* **TASK INSTRUCTIONS**
Only the number is wanted: how many lines of the data contain "color"?

Figure contents as structured data
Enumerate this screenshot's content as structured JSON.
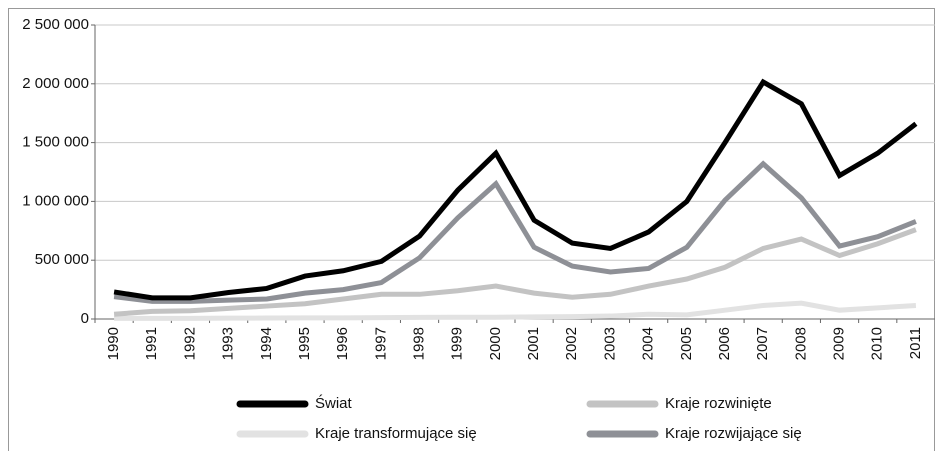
{
  "chart_data": {
    "type": "line",
    "categories": [
      "1990",
      "1991",
      "1992",
      "1993",
      "1994",
      "1995",
      "1996",
      "1997",
      "1998",
      "1999",
      "2000",
      "2001",
      "2002",
      "2003",
      "2004",
      "2005",
      "2006",
      "2007",
      "2008",
      "2009",
      "2010",
      "2011"
    ],
    "series": [
      {
        "name": "Kraje transformujące się",
        "color": "#e2e2e2",
        "values": [
          5000,
          5000,
          5000,
          7000,
          8000,
          10000,
          10000,
          12000,
          14000,
          15000,
          15000,
          18000,
          20000,
          25000,
          40000,
          35000,
          75000,
          115000,
          135000,
          75000,
          95000,
          115000
        ]
      },
      {
        "name": "Kraje rozwinięte",
        "color": "#c3c3c3",
        "values": [
          40000,
          65000,
          70000,
          90000,
          110000,
          130000,
          170000,
          210000,
          210000,
          240000,
          280000,
          220000,
          185000,
          210000,
          280000,
          340000,
          440000,
          600000,
          680000,
          540000,
          640000,
          760000
        ]
      },
      {
        "name": "Kraje rozwijające się",
        "color": "#8e9096",
        "values": [
          190000,
          150000,
          150000,
          160000,
          170000,
          220000,
          250000,
          310000,
          520000,
          860000,
          1150000,
          610000,
          450000,
          400000,
          430000,
          610000,
          1010000,
          1320000,
          1030000,
          620000,
          700000,
          830000
        ]
      },
      {
        "name": "Świat",
        "color": "#000000",
        "values": [
          230000,
          180000,
          180000,
          225000,
          260000,
          365000,
          410000,
          490000,
          705000,
          1095000,
          1410000,
          840000,
          645000,
          600000,
          740000,
          1000000,
          1500000,
          2015000,
          1830000,
          1220000,
          1410000,
          1660000
        ]
      }
    ],
    "legend_order": [
      3,
      1,
      0,
      2
    ],
    "ylim": [
      0,
      2500000
    ],
    "yticks": [
      0,
      {
        "value": 500000,
        "label": "500 000"
      },
      {
        "value": 1000000,
        "label": "1 000 000"
      },
      {
        "value": 1500000,
        "label": "1 500 000"
      },
      {
        "value": 2000000,
        "label": "2 000 000"
      },
      {
        "value": 2500000,
        "label": "2 500 000"
      }
    ],
    "grid": true
  }
}
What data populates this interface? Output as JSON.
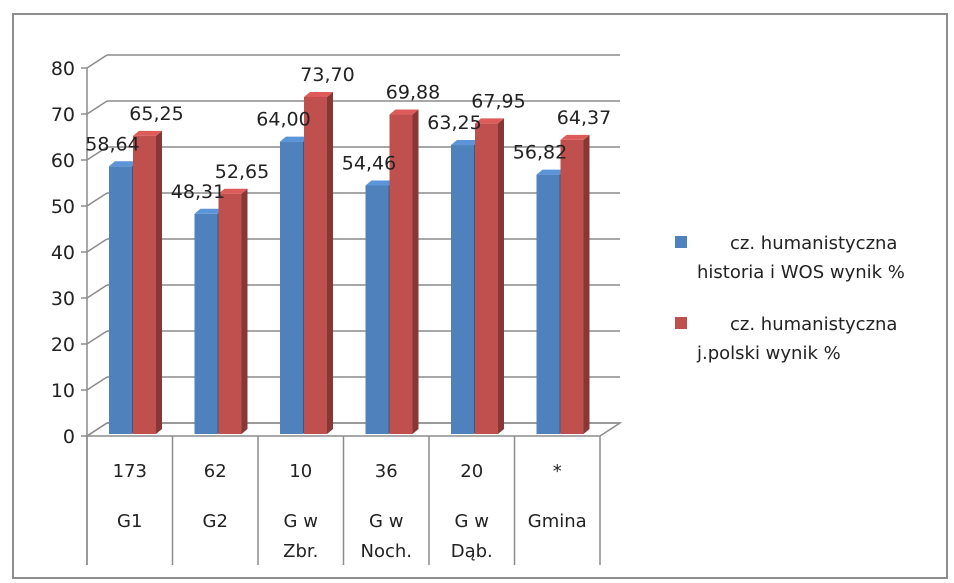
{
  "chart_data": {
    "type": "bar",
    "categories": [
      {
        "lines": [
          "173",
          "G1"
        ]
      },
      {
        "lines": [
          "62",
          "G2"
        ]
      },
      {
        "lines": [
          "10",
          "G w",
          "Zbr."
        ]
      },
      {
        "lines": [
          "36",
          "G w",
          "Noch."
        ]
      },
      {
        "lines": [
          "20",
          "G w",
          "Dąb."
        ]
      },
      {
        "lines": [
          "*",
          "Gmina"
        ]
      }
    ],
    "series": [
      {
        "name_lines": [
          "cz. humanistyczna",
          "historia i WOS wynik %"
        ],
        "color": "#4f81bd",
        "values": [
          58.64,
          48.31,
          64.0,
          54.46,
          63.25,
          56.82
        ],
        "labels": [
          "58,64",
          "48,31",
          "64,00",
          "54,46",
          "63,25",
          "56,82"
        ]
      },
      {
        "name_lines": [
          "cz. humanistyczna",
          "j.polski wynik %"
        ],
        "color": "#c0504d",
        "values": [
          65.25,
          52.65,
          73.7,
          69.88,
          67.95,
          64.37
        ],
        "labels": [
          "65,25",
          "52,65",
          "73,70",
          "69,88",
          "67,95",
          "64,37"
        ]
      }
    ],
    "y_ticks": [
      "0",
      "10",
      "20",
      "30",
      "40",
      "50",
      "60",
      "70",
      "80"
    ],
    "ylim": [
      0,
      80
    ],
    "grid": true,
    "legend_position": "right",
    "style": "3d-clustered-column"
  }
}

* **SOLUTION FOR THIS PROBLEM**
6